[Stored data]
————————
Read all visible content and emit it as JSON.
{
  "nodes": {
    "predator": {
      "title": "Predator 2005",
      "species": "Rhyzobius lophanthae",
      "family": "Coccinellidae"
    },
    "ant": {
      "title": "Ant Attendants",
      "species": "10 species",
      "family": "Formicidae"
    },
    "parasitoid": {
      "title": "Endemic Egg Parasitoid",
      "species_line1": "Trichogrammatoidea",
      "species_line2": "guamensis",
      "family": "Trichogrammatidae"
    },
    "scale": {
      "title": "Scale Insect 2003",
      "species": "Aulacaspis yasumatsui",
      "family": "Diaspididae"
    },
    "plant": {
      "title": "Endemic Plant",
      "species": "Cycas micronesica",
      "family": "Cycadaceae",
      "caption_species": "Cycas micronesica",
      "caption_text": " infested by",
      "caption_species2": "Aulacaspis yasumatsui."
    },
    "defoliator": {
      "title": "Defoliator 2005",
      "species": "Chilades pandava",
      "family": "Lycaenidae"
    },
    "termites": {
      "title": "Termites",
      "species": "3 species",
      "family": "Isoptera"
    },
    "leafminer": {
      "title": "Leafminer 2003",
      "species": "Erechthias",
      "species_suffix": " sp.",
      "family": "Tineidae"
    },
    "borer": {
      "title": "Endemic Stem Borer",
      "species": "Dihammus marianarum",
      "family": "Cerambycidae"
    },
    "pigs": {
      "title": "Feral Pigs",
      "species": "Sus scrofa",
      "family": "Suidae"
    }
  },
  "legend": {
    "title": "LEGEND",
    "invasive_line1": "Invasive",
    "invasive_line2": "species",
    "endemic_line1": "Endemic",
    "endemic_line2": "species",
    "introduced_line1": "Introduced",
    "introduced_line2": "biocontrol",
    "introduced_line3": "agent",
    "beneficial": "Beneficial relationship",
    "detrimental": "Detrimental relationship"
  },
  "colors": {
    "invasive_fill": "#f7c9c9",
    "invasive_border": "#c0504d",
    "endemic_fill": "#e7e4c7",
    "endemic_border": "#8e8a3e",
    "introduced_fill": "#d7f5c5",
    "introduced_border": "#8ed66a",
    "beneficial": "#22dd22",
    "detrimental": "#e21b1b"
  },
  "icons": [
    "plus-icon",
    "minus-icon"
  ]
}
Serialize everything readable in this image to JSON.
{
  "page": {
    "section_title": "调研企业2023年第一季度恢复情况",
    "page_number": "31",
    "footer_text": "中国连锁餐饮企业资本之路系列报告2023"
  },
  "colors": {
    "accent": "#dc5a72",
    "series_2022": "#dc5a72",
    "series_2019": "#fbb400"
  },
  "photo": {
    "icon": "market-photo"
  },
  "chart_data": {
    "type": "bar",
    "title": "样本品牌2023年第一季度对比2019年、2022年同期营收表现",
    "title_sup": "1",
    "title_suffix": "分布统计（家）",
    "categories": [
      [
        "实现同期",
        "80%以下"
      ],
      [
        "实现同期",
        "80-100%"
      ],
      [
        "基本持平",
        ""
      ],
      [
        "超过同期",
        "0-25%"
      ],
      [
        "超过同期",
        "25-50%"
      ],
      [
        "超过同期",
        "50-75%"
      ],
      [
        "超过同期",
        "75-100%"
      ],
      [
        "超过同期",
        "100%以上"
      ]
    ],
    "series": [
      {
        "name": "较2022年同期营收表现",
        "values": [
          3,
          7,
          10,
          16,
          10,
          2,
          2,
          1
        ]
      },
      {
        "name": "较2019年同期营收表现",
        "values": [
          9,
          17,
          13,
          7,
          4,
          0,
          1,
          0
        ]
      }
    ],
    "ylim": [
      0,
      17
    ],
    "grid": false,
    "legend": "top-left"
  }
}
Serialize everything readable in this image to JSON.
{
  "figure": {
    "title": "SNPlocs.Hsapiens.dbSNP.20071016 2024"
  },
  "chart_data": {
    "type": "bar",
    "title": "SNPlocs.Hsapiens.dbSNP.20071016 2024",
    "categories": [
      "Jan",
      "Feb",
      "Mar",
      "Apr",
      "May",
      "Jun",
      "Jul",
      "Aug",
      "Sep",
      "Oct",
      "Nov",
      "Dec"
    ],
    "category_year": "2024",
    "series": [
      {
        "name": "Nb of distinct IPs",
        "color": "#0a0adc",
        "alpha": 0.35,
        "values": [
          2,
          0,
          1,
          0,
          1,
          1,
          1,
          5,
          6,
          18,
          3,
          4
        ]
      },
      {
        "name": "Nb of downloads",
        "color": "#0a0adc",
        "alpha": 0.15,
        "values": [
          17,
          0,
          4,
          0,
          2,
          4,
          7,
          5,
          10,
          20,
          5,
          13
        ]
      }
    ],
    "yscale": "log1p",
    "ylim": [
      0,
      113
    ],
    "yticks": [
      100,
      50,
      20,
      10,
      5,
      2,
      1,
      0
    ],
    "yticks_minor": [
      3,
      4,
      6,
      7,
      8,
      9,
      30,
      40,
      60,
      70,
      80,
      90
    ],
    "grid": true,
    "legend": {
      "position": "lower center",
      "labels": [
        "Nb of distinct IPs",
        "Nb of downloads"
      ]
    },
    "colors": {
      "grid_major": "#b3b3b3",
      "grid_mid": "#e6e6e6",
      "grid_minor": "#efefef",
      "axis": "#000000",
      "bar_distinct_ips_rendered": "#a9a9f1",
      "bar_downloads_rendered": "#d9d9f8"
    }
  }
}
————————
◆ INSTRUCTIONS FOR THE TASK:
All of the data above should be transcribed exactly.

◆ CORRECT OUTPUT:
Read all visible content and emit it as JSON.
{
  "nodes": {
    "predator": {
      "title": "Predator 2005",
      "species": "Rhyzobius lophanthae",
      "family": "Coccinellidae"
    },
    "ant": {
      "title": "Ant Attendants",
      "species": "10 species",
      "family": "Formicidae"
    },
    "parasitoid": {
      "title": "Endemic Egg Parasitoid",
      "species_line1": "Trichogrammatoidea",
      "species_line2": "guamensis",
      "family": "Trichogrammatidae"
    },
    "scale": {
      "title": "Scale Insect 2003",
      "species": "Aulacaspis yasumatsui",
      "family": "Diaspididae"
    },
    "plant": {
      "title": "Endemic Plant",
      "species": "Cycas micronesica",
      "family": "Cycadaceae",
      "caption_species": "Cycas micronesica",
      "caption_text": " infested by",
      "caption_species2": "Aulacaspis yasumatsui."
    },
    "defoliator": {
      "title": "Defoliator 2005",
      "species": "Chilades pandava",
      "family": "Lycaenidae"
    },
    "termites": {
      "title": "Termites",
      "species": "3 species",
      "family": "Isoptera"
    },
    "leafminer": {
      "title": "Leafminer 2003",
      "species": "Erechthias",
      "species_suffix": " sp.",
      "family": "Tineidae"
    },
    "borer": {
      "title": "Endemic Stem Borer",
      "species": "Dihammus marianarum",
      "family": "Cerambycidae"
    },
    "pigs": {
      "title": "Feral Pigs",
      "species": "Sus scrofa",
      "family": "Suidae"
    }
  },
  "legend": {
    "title": "LEGEND",
    "invasive_line1": "Invasive",
    "invasive_line2": "species",
    "endemic_line1": "Endemic",
    "endemic_line2": "species",
    "introduced_line1": "Introduced",
    "introduced_line2": "biocontrol",
    "introduced_line3": "agent",
    "beneficial": "Beneficial relationship",
    "detrimental": "Detrimental relationship"
  },
  "colors": {
    "invasive_fill": "#f7c9c9",
    "invasive_border": "#c0504d",
    "endemic_fill": "#e7e4c7",
    "endemic_border": "#8e8a3e",
    "introduced_fill": "#d7f5c5",
    "introduced_border": "#8ed66a",
    "beneficial": "#22dd22",
    "detrimental": "#e21b1b"
  },
  "icons": [
    "plus-icon",
    "minus-icon"
  ]
}
Serialize everything readable in this image to JSON.
{
  "page": {
    "section_title": "调研企业2023年第一季度恢复情况",
    "page_number": "31",
    "footer_text": "中国连锁餐饮企业资本之路系列报告2023"
  },
  "colors": {
    "accent": "#dc5a72",
    "series_2022": "#dc5a72",
    "series_2019": "#fbb400"
  },
  "photo": {
    "icon": "market-photo"
  },
  "chart_data": {
    "type": "bar",
    "title": "样本品牌2023年第一季度对比2019年、2022年同期营收表现",
    "title_sup": "1",
    "title_suffix": "分布统计（家）",
    "categories": [
      [
        "实现同期",
        "80%以下"
      ],
      [
        "实现同期",
        "80-100%"
      ],
      [
        "基本持平",
        ""
      ],
      [
        "超过同期",
        "0-25%"
      ],
      [
        "超过同期",
        "25-50%"
      ],
      [
        "超过同期",
        "50-75%"
      ],
      [
        "超过同期",
        "75-100%"
      ],
      [
        "超过同期",
        "100%以上"
      ]
    ],
    "series": [
      {
        "name": "较2022年同期营收表现",
        "values": [
          3,
          7,
          10,
          16,
          10,
          2,
          2,
          1
        ]
      },
      {
        "name": "较2019年同期营收表现",
        "values": [
          9,
          17,
          13,
          7,
          4,
          0,
          1,
          0
        ]
      }
    ],
    "ylim": [
      0,
      17
    ],
    "grid": false,
    "legend": "top-left"
  }
}
Serialize everything readable in this image to JSON.
{
  "figure": {
    "title": "SNPlocs.Hsapiens.dbSNP.20071016 2024"
  },
  "chart_data": {
    "type": "bar",
    "title": "SNPlocs.Hsapiens.dbSNP.20071016 2024",
    "categories": [
      "Jan",
      "Feb",
      "Mar",
      "Apr",
      "May",
      "Jun",
      "Jul",
      "Aug",
      "Sep",
      "Oct",
      "Nov",
      "Dec"
    ],
    "category_year": "2024",
    "series": [
      {
        "name": "Nb of distinct IPs",
        "color": "#0a0adc",
        "alpha": 0.35,
        "values": [
          2,
          0,
          1,
          0,
          1,
          1,
          1,
          5,
          6,
          18,
          3,
          4
        ]
      },
      {
        "name": "Nb of downloads",
        "color": "#0a0adc",
        "alpha": 0.15,
        "values": [
          17,
          0,
          4,
          0,
          2,
          4,
          7,
          5,
          10,
          20,
          5,
          13
        ]
      }
    ],
    "yscale": "log1p",
    "ylim": [
      0,
      113
    ],
    "yticks": [
      100,
      50,
      20,
      10,
      5,
      2,
      1,
      0
    ],
    "yticks_minor": [
      3,
      4,
      6,
      7,
      8,
      9,
      30,
      40,
      60,
      70,
      80,
      90
    ],
    "grid": true,
    "legend": {
      "position": "lower center",
      "labels": [
        "Nb of distinct IPs",
        "Nb of downloads"
      ]
    },
    "colors": {
      "grid_major": "#b3b3b3",
      "grid_mid": "#e6e6e6",
      "grid_minor": "#efefef",
      "axis": "#000000",
      "bar_distinct_ips_rendered": "#a9a9f1",
      "bar_downloads_rendered": "#d9d9f8"
    }
  }
}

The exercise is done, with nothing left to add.